● **Your instructions**
Look for the word "submissions" in the entries below, then copy every line that has it.

-- Begin Data rows --

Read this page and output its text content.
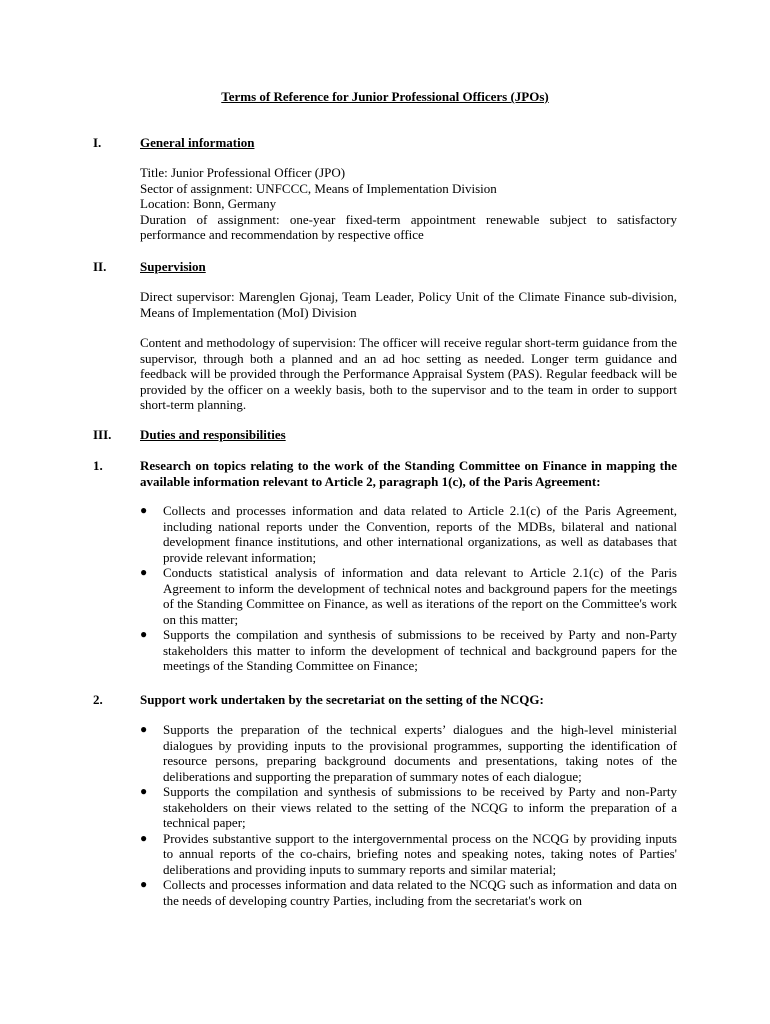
Terms of Reference for Junior Professional Officers (JPOs)
I.	General information
Title: Junior Professional Officer (JPO)
Sector of assignment: UNFCCC, Means of Implementation Division
Location: Bonn, Germany
Duration of assignment: one-year fixed-term appointment renewable subject to satisfactory performance and recommendation by respective office
II.	Supervision

Direct supervisor: Marenglen Gjonaj, Team Leader, Policy Unit of the Climate Finance sub-division, Means of Implementation (MoI) Division

Content and methodology of supervision: The officer will receive regular short-term guidance from the supervisor, through both a planned and an ad hoc setting as needed. Longer term guidance and feedback will be provided through the Performance Appraisal System (PAS). Regular feedback will be provided by the officer on a weekly basis, both to the supervisor and to the team in order to support short-term planning.

III. Duties and responsibilities
1.	Research on topics relating to the work of the Standing Committee on Finance in mapping the available information relevant to Article 2, paragraph 1(c), of the Paris Agreement:

● Collects and processes information and data related to Article 2.1(c) of the Paris Agreement, including national reports under the Convention, reports of the MDBs, bilateral and national development finance institutions, and other international organizations, as well as databases that provide relevant information;
● Conducts statistical analysis of information and data relevant to Article 2.1(c) of the Paris Agreement to inform the development of technical notes and background papers for the meetings of the Standing Committee on Finance, as well as iterations of the report on the Committee's work on this matter;
● Supports the compilation and synthesis of submissions to be received by Party and non-Party stakeholders this matter to inform the development of technical and background papers for the meetings of the Standing Committee on Finance;
2.	Support work undertaken by the secretariat on the setting of the NCQG:

● Supports the preparation of the technical experts’ dialogues and the high-level ministerial dialogues by providing inputs to the provisional programmes, supporting the identification of resource persons, preparing background documents and presentations, taking notes of the deliberations and supporting the preparation of summary notes of each dialogue;
● Supports the compilation and synthesis of submissions to be received by Party and non-Party stakeholders on their views related to the setting of the NCQG to inform the preparation of a technical paper;
● Provides substantive support to the intergovernmental process on the NCQG by providing inputs to annual reports of the co-chairs, briefing notes and speaking notes, taking notes of Parties' deliberations and providing inputs to summary reports and similar material;
● Collects and processes information and data related to the NCQG such as information and data on the needs of developing country Parties, including from the secretariat's work on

-- End Data rows --

● **Output**
● Supports the compilation and synthesis of submissions to be received by Party and non-Party stakeholders this matter to inform the development of technical and background papers for the meetings of the Standing Committee on Finance;
● Supports the compilation and synthesis of submissions to be received by Party and non-Party stakeholders on their views related to the setting of the NCQG to inform the preparation of a technical paper;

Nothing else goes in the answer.